EXERCISE DIRECTIONS: Report each row below that contains the string "input". Copy every matching row in full.
## start EXTRACTED MATERIAL
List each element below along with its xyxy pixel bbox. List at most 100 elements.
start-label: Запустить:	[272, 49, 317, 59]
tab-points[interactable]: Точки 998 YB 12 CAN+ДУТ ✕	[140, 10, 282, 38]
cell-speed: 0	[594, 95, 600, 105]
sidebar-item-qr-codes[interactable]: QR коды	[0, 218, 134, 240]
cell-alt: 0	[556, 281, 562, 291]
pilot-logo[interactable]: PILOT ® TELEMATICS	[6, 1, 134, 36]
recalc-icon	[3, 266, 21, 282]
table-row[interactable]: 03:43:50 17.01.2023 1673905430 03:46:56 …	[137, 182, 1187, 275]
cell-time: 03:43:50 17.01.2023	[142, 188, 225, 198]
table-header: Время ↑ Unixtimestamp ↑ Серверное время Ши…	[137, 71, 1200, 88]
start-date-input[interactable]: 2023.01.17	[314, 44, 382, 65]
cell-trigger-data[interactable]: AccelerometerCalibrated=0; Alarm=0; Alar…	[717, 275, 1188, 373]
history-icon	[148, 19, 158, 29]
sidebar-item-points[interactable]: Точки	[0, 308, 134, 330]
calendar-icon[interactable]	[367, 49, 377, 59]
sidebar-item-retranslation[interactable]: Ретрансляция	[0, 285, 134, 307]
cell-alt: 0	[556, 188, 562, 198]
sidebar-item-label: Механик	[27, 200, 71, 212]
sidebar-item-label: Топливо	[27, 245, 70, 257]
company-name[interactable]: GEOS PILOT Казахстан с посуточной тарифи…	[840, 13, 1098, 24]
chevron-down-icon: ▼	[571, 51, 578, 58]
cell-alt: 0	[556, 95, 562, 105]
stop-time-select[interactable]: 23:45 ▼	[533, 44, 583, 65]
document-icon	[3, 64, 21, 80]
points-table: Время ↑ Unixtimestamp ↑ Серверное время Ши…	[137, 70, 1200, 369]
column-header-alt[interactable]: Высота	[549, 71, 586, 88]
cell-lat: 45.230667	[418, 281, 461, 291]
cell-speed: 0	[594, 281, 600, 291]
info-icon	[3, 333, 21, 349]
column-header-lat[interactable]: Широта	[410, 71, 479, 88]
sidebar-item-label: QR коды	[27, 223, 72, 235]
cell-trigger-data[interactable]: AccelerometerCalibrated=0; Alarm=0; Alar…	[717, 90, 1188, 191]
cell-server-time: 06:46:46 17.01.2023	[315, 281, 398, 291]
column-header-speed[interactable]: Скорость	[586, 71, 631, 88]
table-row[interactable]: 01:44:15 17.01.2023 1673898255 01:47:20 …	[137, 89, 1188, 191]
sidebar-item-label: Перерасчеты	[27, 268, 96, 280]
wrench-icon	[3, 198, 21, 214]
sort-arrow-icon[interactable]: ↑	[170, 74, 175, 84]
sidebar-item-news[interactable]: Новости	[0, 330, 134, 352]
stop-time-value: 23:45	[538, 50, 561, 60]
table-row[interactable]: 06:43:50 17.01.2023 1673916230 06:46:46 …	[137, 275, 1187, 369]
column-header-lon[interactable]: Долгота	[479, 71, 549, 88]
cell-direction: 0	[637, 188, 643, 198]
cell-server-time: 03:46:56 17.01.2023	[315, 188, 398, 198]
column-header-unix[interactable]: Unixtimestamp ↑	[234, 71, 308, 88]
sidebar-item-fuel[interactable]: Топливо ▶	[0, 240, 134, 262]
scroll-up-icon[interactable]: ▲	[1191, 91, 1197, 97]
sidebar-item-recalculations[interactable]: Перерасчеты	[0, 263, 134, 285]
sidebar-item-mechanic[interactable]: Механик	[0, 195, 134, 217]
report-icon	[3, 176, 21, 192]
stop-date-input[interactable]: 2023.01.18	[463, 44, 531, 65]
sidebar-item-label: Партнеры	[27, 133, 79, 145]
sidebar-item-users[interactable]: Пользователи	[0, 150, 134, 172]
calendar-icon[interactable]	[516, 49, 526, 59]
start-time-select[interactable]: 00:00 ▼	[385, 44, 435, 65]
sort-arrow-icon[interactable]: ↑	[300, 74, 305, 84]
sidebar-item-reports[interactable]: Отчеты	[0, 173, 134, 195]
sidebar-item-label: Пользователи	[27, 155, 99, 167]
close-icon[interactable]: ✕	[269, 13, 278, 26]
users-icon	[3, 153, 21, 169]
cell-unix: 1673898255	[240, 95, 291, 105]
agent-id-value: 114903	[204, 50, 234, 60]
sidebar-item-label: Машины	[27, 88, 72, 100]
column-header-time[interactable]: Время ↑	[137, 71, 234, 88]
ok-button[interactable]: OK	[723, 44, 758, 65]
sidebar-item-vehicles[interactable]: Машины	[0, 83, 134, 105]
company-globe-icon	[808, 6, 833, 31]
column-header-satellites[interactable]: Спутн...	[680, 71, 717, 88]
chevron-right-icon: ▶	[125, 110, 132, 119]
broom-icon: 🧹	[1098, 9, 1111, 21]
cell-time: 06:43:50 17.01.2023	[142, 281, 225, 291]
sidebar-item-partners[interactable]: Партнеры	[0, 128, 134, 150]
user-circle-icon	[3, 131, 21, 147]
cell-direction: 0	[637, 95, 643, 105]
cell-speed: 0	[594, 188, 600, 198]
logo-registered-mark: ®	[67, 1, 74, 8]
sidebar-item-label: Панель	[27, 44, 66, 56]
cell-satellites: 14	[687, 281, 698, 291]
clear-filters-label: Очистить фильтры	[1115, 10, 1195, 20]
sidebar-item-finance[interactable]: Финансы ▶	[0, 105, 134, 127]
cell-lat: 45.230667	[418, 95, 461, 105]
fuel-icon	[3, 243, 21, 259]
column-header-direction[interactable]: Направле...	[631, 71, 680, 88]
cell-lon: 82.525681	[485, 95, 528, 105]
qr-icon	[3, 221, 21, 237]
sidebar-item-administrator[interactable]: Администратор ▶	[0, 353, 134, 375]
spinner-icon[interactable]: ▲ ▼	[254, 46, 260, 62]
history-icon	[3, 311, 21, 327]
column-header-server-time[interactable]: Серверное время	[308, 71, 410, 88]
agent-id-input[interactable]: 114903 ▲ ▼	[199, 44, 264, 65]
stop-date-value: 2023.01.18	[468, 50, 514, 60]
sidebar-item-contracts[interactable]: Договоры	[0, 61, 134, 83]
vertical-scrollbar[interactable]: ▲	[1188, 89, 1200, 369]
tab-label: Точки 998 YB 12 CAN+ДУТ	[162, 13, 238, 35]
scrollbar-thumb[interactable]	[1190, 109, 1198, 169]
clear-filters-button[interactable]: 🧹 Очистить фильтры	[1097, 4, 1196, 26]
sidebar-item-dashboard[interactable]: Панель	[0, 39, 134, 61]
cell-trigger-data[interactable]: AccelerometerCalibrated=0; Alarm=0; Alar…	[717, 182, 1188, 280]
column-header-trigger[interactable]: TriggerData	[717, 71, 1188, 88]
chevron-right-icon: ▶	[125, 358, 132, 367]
## end EXTRACTED MATERIAL
CORRECT ANSWER:
start-date-input[interactable]: 2023.01.17	[314, 44, 382, 65]
stop-date-input[interactable]: 2023.01.18	[463, 44, 531, 65]
agent-id-input[interactable]: 114903 ▲ ▼	[199, 44, 264, 65]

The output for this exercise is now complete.